▶ _What needs to be done_:
Give every line back verbatim, dropping all images.

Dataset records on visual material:
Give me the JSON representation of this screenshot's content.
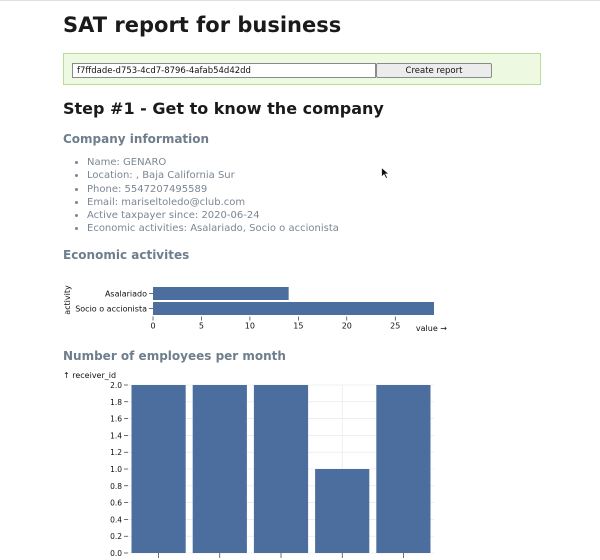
{
  "title": "SAT report for business",
  "report": {
    "input_value": "f7ffdade-d753-4cd7-8796-4afab54d42dd",
    "button_label": "Create report"
  },
  "step_title": "Step #1 - Get to know the company",
  "company": {
    "heading": "Company information",
    "items": [
      "Name: GENARO",
      "Location: , Baja California Sur",
      "Phone: 5547207495589",
      "Email: mariseltoledo@club.com",
      "Active taxpayer since: 2020-06-24",
      "Economic activities: Asalariado, Socio o accionista"
    ]
  },
  "activities_heading": "Economic activites",
  "employees_heading": "Number of employees per month",
  "colors": {
    "bar": "#4c6e9e",
    "heading": "#6f7e8c"
  },
  "chart_data": [
    {
      "type": "bar",
      "orientation": "horizontal",
      "categories": [
        "Asalariado",
        "Socio o accionista"
      ],
      "values": [
        14,
        29
      ],
      "xlabel": "value →",
      "ylabel": "activity",
      "xticks": [
        "0",
        "5",
        "10",
        "15",
        "20",
        "25"
      ],
      "xlim": [
        0,
        29
      ]
    },
    {
      "type": "bar",
      "categories": [
        "",
        "",
        "",
        "",
        ""
      ],
      "values": [
        2,
        2,
        2,
        1,
        2
      ],
      "ylabel": "↑ receiver_id",
      "yticks": [
        "0.0",
        "0.2",
        "0.4",
        "0.6",
        "0.8",
        "1.0",
        "1.2",
        "1.4",
        "1.6",
        "1.8",
        "2.0"
      ],
      "ylim": [
        0,
        2
      ],
      "grid": true
    }
  ]
}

▶ _Result for this exercise_:
Give me the JSON representation of this screenshot's content.
{
  "title": "SAT report for business",
  "report": {
    "input_value": "f7ffdade-d753-4cd7-8796-4afab54d42dd",
    "button_label": "Create report"
  },
  "step_title": "Step #1 - Get to know the company",
  "company": {
    "heading": "Company information",
    "items": [
      "Name: GENARO",
      "Location: , Baja California Sur",
      "Phone: 5547207495589",
      "Email: mariseltoledo@club.com",
      "Active taxpayer since: 2020-06-24",
      "Economic activities: Asalariado, Socio o accionista"
    ]
  },
  "activities_heading": "Economic activites",
  "employees_heading": "Number of employees per month",
  "colors": {
    "bar": "#4c6e9e",
    "heading": "#6f7e8c"
  },
  "chart_data": [
    {
      "type": "bar",
      "orientation": "horizontal",
      "categories": [
        "Asalariado",
        "Socio o accionista"
      ],
      "values": [
        14,
        29
      ],
      "xlabel": "value →",
      "ylabel": "activity",
      "xticks": [
        "0",
        "5",
        "10",
        "15",
        "20",
        "25"
      ],
      "xlim": [
        0,
        29
      ]
    },
    {
      "type": "bar",
      "categories": [
        "",
        "",
        "",
        "",
        ""
      ],
      "values": [
        2,
        2,
        2,
        1,
        2
      ],
      "ylabel": "↑ receiver_id",
      "yticks": [
        "0.0",
        "0.2",
        "0.4",
        "0.6",
        "0.8",
        "1.0",
        "1.2",
        "1.4",
        "1.6",
        "1.8",
        "2.0"
      ],
      "ylim": [
        0,
        2
      ],
      "grid": true
    }
  ]
}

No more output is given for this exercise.